Challenge:
Return the full listing exactly as it is written.
*** Record excerpts ***
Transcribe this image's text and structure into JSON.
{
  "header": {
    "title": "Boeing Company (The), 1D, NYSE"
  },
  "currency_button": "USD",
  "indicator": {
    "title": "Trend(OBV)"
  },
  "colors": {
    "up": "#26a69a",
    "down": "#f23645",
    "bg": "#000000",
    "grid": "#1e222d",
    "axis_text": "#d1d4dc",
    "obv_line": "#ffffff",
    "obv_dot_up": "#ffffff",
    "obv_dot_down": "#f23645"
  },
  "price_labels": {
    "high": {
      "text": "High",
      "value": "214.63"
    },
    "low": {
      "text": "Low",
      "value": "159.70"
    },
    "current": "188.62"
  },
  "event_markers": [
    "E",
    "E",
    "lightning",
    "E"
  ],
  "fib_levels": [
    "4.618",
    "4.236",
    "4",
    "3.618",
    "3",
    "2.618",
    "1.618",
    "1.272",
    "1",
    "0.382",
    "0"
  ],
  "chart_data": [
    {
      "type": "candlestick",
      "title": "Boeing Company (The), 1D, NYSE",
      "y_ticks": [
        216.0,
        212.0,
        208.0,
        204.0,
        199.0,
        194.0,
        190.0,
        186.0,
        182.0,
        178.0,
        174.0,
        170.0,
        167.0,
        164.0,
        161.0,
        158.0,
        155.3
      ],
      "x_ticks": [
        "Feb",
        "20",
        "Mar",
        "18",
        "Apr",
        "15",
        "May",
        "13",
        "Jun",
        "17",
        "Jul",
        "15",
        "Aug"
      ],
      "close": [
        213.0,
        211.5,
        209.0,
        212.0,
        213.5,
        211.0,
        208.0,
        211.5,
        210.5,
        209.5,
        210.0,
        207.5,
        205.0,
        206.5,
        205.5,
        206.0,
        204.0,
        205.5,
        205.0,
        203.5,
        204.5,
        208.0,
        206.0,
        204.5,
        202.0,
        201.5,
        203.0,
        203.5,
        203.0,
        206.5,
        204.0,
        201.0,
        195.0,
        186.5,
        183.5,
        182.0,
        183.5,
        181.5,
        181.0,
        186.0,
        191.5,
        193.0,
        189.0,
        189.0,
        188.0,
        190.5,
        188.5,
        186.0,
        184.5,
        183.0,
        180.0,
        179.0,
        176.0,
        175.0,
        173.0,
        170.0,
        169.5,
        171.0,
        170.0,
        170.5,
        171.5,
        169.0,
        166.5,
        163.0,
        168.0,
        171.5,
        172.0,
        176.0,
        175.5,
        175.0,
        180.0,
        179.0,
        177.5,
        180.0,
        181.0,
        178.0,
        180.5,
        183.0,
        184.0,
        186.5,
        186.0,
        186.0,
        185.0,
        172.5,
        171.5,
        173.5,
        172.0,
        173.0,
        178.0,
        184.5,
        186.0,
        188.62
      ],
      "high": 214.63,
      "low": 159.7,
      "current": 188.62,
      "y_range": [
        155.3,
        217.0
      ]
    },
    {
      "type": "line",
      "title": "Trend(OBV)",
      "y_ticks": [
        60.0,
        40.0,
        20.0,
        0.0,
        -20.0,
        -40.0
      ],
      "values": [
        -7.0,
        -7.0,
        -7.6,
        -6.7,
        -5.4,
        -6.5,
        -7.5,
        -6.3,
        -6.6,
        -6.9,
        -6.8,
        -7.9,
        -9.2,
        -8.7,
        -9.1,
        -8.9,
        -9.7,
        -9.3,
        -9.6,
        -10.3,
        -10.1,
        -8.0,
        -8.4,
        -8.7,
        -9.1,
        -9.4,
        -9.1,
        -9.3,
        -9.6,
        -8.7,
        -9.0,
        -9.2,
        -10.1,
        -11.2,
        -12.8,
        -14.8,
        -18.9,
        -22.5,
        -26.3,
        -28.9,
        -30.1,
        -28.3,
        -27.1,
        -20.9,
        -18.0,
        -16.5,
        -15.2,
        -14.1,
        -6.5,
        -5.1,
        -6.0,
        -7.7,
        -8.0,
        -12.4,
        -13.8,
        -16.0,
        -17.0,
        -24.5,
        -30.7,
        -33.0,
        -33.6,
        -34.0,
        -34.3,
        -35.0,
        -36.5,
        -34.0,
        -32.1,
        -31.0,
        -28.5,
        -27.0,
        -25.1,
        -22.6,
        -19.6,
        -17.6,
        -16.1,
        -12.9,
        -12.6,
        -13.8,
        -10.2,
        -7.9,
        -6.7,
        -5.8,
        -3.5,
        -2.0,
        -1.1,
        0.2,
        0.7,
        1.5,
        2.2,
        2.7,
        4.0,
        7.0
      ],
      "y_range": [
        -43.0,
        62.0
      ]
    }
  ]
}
***
Final answer:
Transcribe this image's text and structure into JSON.
{
  "header": {
    "title": "Boeing Company (The), 1D, NYSE"
  },
  "currency_button": "USD",
  "indicator": {
    "title": "Trend(OBV)"
  },
  "colors": {
    "up": "#26a69a",
    "down": "#f23645",
    "bg": "#000000",
    "grid": "#1e222d",
    "axis_text": "#d1d4dc",
    "obv_line": "#ffffff",
    "obv_dot_up": "#ffffff",
    "obv_dot_down": "#f23645"
  },
  "price_labels": {
    "high": {
      "text": "High",
      "value": "214.63"
    },
    "low": {
      "text": "Low",
      "value": "159.70"
    },
    "current": "188.62"
  },
  "event_markers": [
    "E",
    "E",
    "lightning",
    "E"
  ],
  "fib_levels": [
    "4.618",
    "4.236",
    "4",
    "3.618",
    "3",
    "2.618",
    "1.618",
    "1.272",
    "1",
    "0.382",
    "0"
  ],
  "chart_data": [
    {
      "type": "candlestick",
      "title": "Boeing Company (The), 1D, NYSE",
      "y_ticks": [
        216.0,
        212.0,
        208.0,
        204.0,
        199.0,
        194.0,
        190.0,
        186.0,
        182.0,
        178.0,
        174.0,
        170.0,
        167.0,
        164.0,
        161.0,
        158.0,
        155.3
      ],
      "x_ticks": [
        "Feb",
        "20",
        "Mar",
        "18",
        "Apr",
        "15",
        "May",
        "13",
        "Jun",
        "17",
        "Jul",
        "15",
        "Aug"
      ],
      "close": [
        213.0,
        211.5,
        209.0,
        212.0,
        213.5,
        211.0,
        208.0,
        211.5,
        210.5,
        209.5,
        210.0,
        207.5,
        205.0,
        206.5,
        205.5,
        206.0,
        204.0,
        205.5,
        205.0,
        203.5,
        204.5,
        208.0,
        206.0,
        204.5,
        202.0,
        201.5,
        203.0,
        203.5,
        203.0,
        206.5,
        204.0,
        201.0,
        195.0,
        186.5,
        183.5,
        182.0,
        183.5,
        181.5,
        181.0,
        186.0,
        191.5,
        193.0,
        189.0,
        189.0,
        188.0,
        190.5,
        188.5,
        186.0,
        184.5,
        183.0,
        180.0,
        179.0,
        176.0,
        175.0,
        173.0,
        170.0,
        169.5,
        171.0,
        170.0,
        170.5,
        171.5,
        169.0,
        166.5,
        163.0,
        168.0,
        171.5,
        172.0,
        176.0,
        175.5,
        175.0,
        180.0,
        179.0,
        177.5,
        180.0,
        181.0,
        178.0,
        180.5,
        183.0,
        184.0,
        186.5,
        186.0,
        186.0,
        185.0,
        172.5,
        171.5,
        173.5,
        172.0,
        173.0,
        178.0,
        184.5,
        186.0,
        188.62
      ],
      "high": 214.63,
      "low": 159.7,
      "current": 188.62,
      "y_range": [
        155.3,
        217.0
      ]
    },
    {
      "type": "line",
      "title": "Trend(OBV)",
      "y_ticks": [
        60.0,
        40.0,
        20.0,
        0.0,
        -20.0,
        -40.0
      ],
      "values": [
        -7.0,
        -7.0,
        -7.6,
        -6.7,
        -5.4,
        -6.5,
        -7.5,
        -6.3,
        -6.6,
        -6.9,
        -6.8,
        -7.9,
        -9.2,
        -8.7,
        -9.1,
        -8.9,
        -9.7,
        -9.3,
        -9.6,
        -10.3,
        -10.1,
        -8.0,
        -8.4,
        -8.7,
        -9.1,
        -9.4,
        -9.1,
        -9.3,
        -9.6,
        -8.7,
        -9.0,
        -9.2,
        -10.1,
        -11.2,
        -12.8,
        -14.8,
        -18.9,
        -22.5,
        -26.3,
        -28.9,
        -30.1,
        -28.3,
        -27.1,
        -20.9,
        -18.0,
        -16.5,
        -15.2,
        -14.1,
        -6.5,
        -5.1,
        -6.0,
        -7.7,
        -8.0,
        -12.4,
        -13.8,
        -16.0,
        -17.0,
        -24.5,
        -30.7,
        -33.0,
        -33.6,
        -34.0,
        -34.3,
        -35.0,
        -36.5,
        -34.0,
        -32.1,
        -31.0,
        -28.5,
        -27.0,
        -25.1,
        -22.6,
        -19.6,
        -17.6,
        -16.1,
        -12.9,
        -12.6,
        -13.8,
        -10.2,
        -7.9,
        -6.7,
        -5.8,
        -3.5,
        -2.0,
        -1.1,
        0.2,
        0.7,
        1.5,
        2.2,
        2.7,
        4.0,
        7.0
      ],
      "y_range": [
        -43.0,
        62.0
      ]
    }
  ]
}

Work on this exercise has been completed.